DATA SUPPLIED -
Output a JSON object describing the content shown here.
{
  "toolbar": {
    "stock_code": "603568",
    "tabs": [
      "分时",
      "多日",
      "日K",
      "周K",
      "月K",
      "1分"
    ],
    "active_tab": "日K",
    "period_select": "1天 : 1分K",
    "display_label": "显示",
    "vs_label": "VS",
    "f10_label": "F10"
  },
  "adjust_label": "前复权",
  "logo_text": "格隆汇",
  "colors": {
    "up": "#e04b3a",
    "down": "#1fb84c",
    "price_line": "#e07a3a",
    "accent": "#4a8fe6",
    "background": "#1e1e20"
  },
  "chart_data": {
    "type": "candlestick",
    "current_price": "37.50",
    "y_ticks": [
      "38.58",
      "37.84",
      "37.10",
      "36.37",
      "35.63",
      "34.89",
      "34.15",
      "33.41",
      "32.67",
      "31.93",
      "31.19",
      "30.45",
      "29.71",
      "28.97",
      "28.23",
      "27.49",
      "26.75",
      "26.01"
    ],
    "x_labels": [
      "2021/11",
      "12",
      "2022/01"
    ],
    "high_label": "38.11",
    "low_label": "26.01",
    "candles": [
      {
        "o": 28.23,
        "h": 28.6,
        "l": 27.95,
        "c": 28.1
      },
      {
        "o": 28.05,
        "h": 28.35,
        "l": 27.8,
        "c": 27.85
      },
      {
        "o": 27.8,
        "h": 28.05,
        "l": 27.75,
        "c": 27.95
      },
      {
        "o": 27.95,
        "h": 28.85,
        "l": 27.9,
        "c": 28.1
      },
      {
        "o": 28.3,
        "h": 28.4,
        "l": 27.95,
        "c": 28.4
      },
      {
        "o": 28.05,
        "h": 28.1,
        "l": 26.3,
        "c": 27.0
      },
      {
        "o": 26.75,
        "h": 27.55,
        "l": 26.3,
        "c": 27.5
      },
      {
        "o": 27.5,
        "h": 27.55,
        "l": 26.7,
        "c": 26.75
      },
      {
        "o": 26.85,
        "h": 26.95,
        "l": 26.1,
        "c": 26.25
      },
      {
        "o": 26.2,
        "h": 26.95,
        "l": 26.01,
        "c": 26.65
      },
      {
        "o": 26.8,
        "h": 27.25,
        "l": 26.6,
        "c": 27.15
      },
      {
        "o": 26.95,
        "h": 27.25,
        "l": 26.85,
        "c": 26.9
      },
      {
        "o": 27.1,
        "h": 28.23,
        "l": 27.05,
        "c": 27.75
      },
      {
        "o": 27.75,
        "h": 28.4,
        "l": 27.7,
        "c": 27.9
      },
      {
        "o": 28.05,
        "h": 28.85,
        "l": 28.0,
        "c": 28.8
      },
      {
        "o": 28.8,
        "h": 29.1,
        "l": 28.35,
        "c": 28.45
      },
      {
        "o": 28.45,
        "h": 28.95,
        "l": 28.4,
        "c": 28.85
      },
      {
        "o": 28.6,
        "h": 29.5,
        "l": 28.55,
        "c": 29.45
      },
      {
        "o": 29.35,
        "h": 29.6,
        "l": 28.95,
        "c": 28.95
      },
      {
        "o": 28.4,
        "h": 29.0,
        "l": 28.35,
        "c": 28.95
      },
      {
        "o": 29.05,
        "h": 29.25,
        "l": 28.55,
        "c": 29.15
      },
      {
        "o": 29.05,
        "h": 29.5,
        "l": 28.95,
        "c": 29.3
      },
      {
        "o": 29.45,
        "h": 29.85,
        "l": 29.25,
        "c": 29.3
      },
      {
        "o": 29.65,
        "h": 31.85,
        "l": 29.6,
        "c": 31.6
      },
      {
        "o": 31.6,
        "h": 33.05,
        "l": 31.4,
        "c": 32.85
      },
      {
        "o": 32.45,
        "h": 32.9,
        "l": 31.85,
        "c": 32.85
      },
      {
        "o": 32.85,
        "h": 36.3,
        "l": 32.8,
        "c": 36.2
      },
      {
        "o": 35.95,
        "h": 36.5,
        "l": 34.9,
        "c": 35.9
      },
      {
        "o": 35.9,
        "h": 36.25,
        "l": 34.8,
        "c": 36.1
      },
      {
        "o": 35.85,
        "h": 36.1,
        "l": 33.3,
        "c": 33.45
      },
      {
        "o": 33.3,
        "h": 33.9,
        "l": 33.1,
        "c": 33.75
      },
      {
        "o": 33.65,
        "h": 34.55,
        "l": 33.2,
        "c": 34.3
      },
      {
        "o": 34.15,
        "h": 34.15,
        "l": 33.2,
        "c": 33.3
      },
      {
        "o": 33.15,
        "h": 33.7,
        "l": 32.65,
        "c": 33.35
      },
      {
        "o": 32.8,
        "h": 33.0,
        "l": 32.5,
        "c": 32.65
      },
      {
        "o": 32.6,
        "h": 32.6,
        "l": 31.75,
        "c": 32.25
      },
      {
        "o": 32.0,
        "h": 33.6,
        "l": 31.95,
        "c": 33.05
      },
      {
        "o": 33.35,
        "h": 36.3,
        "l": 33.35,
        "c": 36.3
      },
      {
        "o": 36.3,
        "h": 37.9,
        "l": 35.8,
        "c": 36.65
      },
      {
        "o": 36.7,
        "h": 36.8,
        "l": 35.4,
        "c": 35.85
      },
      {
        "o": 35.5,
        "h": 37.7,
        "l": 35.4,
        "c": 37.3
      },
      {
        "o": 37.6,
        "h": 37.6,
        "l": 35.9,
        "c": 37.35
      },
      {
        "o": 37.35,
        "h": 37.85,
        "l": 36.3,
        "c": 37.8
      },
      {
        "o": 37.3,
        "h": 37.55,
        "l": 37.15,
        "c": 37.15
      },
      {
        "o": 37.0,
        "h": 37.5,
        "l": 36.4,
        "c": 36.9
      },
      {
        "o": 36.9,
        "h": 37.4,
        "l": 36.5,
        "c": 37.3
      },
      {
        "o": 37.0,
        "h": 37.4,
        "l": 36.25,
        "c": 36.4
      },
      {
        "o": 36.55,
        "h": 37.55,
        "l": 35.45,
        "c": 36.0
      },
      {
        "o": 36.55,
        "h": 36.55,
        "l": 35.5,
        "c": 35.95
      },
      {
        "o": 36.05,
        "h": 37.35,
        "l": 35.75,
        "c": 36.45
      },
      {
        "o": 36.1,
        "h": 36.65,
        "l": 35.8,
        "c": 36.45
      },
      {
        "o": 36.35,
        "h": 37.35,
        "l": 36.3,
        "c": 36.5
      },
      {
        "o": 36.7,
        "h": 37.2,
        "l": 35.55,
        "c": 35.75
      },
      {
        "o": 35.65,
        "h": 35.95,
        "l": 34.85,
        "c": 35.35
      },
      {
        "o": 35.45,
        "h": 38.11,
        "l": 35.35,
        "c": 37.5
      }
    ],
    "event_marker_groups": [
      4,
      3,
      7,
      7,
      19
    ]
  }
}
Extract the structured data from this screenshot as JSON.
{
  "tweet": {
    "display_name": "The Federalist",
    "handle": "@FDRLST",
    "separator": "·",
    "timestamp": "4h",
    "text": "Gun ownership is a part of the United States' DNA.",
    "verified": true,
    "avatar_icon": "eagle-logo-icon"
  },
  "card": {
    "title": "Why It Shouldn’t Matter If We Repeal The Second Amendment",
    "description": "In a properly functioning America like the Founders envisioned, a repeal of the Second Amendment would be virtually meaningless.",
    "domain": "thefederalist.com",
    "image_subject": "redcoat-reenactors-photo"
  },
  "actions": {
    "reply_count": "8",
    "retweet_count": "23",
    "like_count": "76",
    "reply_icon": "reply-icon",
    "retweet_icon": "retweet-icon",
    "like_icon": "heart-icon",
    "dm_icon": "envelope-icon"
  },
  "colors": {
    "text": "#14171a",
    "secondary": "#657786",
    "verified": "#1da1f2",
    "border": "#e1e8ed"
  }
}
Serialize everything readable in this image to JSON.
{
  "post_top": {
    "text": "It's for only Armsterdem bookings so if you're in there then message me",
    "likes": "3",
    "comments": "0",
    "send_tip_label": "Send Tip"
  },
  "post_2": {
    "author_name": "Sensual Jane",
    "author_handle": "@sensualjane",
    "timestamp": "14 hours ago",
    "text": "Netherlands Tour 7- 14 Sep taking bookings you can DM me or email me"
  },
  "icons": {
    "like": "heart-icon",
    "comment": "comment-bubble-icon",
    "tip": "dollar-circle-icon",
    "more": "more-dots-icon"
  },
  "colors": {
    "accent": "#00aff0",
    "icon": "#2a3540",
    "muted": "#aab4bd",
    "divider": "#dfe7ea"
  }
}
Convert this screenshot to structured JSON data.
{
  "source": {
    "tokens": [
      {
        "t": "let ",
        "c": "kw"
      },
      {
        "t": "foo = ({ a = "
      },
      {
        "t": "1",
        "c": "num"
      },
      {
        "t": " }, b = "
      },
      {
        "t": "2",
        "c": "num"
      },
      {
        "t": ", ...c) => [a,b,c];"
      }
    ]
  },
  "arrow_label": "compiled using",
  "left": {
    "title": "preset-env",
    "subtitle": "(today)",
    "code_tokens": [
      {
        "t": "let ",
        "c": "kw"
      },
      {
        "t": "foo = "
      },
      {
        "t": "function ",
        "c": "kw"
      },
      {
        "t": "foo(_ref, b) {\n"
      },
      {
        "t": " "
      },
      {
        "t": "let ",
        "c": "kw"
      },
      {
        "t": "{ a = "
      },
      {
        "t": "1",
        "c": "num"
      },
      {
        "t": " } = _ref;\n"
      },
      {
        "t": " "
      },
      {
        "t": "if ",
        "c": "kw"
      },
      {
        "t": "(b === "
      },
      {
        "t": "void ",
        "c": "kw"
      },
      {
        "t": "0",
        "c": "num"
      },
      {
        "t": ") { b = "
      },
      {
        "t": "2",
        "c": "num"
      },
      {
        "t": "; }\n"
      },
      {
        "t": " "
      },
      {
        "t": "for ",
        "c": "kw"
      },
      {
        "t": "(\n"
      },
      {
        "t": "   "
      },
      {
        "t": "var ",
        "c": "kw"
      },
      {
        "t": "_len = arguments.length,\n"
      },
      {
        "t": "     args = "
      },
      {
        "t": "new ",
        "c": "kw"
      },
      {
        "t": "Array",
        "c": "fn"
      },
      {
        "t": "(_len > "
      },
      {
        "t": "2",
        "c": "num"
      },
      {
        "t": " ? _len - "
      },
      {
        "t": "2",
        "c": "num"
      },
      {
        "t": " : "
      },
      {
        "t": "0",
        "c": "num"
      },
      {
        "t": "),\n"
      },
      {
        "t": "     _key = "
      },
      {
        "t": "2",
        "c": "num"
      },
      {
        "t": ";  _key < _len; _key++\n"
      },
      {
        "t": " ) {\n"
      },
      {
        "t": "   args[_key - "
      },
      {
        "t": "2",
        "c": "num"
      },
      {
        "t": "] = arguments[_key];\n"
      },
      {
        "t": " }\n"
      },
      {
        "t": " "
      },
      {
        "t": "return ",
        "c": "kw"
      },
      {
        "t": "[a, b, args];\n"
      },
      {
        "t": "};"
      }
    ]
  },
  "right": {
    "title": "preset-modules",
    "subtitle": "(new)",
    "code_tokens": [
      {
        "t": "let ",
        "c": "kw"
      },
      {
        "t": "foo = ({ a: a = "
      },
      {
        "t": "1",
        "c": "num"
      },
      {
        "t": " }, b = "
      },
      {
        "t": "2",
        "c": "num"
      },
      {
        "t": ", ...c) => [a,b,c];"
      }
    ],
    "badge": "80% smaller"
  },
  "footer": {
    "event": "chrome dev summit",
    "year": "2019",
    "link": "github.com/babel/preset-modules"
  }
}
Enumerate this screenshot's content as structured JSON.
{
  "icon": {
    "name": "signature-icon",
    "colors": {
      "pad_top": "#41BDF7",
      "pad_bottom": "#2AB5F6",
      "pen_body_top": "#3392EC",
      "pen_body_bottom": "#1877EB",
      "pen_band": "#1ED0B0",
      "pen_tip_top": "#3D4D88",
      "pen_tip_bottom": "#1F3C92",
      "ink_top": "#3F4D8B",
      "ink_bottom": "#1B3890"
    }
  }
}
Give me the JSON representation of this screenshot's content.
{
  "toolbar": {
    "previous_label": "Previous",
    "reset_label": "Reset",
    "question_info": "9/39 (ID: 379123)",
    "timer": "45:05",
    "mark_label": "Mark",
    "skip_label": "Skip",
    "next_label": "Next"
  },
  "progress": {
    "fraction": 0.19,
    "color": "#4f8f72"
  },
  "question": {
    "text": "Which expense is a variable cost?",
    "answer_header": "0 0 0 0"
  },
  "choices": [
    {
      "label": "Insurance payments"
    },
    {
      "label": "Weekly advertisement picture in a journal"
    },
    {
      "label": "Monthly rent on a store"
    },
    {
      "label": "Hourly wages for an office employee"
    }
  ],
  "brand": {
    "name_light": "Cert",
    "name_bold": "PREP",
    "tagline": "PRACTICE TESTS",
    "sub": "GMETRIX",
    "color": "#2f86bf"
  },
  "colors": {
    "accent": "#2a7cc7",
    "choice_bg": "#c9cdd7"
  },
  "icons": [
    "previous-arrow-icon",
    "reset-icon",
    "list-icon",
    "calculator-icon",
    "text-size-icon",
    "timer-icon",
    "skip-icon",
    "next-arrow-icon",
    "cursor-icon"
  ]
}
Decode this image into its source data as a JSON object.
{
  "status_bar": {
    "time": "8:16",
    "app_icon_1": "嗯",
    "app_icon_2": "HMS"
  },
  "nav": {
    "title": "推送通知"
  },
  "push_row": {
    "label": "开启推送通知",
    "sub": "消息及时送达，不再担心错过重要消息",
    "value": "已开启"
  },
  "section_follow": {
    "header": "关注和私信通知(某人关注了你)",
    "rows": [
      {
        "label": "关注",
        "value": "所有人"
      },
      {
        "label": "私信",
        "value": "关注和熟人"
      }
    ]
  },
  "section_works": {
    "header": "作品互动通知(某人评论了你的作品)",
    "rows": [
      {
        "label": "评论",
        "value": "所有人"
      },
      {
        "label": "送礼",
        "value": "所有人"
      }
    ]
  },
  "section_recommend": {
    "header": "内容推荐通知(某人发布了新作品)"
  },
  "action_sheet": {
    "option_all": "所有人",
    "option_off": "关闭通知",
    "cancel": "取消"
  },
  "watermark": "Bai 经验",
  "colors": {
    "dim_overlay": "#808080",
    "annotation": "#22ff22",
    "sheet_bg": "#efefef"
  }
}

EXERCISE OBJECTIVE - Of the lines in the records, determine how many contain the word "source", and report that number alone.

SOLUTION TO THIS EXERCISE - 2